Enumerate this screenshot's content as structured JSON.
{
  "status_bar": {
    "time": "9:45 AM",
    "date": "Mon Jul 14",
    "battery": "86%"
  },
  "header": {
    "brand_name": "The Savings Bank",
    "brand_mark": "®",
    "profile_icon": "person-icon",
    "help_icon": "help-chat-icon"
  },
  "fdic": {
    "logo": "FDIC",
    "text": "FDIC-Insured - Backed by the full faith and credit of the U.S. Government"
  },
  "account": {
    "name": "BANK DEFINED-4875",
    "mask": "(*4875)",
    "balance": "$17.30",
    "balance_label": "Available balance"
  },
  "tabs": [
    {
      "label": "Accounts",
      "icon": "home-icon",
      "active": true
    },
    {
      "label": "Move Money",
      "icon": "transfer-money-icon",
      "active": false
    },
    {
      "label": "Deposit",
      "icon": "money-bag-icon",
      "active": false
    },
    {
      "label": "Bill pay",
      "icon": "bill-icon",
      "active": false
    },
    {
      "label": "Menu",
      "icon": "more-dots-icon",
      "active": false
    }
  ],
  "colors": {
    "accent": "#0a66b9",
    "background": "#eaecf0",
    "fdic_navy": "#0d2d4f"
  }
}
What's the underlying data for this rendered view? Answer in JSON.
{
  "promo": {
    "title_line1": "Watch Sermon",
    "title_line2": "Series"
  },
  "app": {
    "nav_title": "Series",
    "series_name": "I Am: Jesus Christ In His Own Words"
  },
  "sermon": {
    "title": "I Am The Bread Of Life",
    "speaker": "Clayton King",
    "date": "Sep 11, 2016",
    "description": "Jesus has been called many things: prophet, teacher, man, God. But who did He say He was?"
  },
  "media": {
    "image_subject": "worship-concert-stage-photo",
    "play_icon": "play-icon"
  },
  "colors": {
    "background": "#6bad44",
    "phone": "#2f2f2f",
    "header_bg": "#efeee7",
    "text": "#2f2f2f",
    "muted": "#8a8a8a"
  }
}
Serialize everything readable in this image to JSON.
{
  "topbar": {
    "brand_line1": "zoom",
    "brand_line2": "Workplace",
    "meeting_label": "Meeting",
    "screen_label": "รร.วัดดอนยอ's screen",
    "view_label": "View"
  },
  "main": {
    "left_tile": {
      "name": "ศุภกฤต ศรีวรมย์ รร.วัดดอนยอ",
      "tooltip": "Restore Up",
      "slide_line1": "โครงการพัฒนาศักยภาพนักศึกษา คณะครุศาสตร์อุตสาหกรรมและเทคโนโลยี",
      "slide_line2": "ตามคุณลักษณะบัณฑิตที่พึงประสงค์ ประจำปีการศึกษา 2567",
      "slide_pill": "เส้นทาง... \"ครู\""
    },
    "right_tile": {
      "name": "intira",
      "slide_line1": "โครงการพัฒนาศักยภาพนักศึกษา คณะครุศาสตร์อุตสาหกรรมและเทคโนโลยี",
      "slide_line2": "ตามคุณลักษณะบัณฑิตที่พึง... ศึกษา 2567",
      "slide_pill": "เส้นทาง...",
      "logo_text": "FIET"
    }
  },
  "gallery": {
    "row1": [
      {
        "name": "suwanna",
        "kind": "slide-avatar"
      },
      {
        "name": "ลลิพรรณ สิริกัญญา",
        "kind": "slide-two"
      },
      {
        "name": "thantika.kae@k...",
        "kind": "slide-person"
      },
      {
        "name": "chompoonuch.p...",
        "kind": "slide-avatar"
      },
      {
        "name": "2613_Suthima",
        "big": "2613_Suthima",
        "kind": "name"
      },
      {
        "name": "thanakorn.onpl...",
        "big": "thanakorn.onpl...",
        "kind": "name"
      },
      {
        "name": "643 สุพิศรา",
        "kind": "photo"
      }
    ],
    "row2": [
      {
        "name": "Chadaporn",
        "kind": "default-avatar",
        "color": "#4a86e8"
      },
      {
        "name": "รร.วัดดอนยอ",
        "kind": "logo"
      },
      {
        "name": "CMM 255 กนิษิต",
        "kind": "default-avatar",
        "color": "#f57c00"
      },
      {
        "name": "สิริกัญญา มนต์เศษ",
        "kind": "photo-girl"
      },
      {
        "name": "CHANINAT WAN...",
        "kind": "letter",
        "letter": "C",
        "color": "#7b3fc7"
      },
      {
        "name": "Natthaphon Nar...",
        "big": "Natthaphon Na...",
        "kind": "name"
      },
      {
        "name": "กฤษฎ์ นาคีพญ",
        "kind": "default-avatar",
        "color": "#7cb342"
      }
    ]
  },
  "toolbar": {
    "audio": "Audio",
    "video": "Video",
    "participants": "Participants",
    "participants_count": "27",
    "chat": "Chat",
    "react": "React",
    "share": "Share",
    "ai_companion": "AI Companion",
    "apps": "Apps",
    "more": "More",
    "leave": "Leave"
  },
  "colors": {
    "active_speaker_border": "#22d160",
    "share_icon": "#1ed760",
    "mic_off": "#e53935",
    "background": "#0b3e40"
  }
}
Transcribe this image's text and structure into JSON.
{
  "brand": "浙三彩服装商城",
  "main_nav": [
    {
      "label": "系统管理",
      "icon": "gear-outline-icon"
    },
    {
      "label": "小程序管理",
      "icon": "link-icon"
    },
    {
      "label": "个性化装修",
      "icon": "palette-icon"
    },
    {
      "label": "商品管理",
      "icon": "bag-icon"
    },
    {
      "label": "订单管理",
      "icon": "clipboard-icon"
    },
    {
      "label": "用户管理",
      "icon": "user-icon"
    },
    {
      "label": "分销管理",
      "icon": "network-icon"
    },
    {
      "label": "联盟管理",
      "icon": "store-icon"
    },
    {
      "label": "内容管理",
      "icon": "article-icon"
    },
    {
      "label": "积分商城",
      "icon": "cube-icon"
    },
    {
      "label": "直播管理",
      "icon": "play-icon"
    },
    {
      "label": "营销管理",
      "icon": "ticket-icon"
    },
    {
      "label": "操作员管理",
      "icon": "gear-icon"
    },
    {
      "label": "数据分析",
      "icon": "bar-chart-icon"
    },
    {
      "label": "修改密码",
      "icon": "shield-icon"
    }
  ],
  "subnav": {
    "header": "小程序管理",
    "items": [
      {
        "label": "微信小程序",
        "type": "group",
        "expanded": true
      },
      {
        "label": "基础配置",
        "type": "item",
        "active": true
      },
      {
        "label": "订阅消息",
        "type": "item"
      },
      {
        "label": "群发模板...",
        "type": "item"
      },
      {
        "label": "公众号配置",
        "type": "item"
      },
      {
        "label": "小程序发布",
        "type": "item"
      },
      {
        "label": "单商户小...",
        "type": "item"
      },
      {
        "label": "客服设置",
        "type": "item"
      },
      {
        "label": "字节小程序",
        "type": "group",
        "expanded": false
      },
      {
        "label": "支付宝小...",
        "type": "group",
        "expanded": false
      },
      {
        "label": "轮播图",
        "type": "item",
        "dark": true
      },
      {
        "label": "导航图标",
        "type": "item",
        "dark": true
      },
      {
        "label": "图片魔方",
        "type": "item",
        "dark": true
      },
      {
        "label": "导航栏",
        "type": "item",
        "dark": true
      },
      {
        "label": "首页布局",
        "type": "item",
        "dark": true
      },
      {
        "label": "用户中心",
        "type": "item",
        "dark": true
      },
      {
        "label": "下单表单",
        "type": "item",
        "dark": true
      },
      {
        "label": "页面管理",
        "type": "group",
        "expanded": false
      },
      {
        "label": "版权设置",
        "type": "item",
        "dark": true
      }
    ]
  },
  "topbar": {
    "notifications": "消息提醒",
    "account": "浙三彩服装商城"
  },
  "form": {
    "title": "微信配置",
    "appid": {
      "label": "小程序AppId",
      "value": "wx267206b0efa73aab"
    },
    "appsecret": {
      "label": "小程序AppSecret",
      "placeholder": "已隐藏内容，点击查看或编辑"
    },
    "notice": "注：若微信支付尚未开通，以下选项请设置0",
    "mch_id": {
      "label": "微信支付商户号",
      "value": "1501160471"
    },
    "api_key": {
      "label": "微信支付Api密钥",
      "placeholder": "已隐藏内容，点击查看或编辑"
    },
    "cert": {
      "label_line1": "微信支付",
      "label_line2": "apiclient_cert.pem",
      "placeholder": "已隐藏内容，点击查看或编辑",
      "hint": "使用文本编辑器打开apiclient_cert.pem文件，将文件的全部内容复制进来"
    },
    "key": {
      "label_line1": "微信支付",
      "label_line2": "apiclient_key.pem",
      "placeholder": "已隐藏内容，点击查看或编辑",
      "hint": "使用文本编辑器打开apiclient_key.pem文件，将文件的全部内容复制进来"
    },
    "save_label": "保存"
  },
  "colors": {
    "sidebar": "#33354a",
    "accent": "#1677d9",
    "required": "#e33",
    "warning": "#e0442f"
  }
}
------
*Written request*
Among the entries above, identify all lines with "thanakorn" and copy them.

*Correct answer*
        "name": "thanakorn.onpl...",
        "big": "thanakorn.onpl...",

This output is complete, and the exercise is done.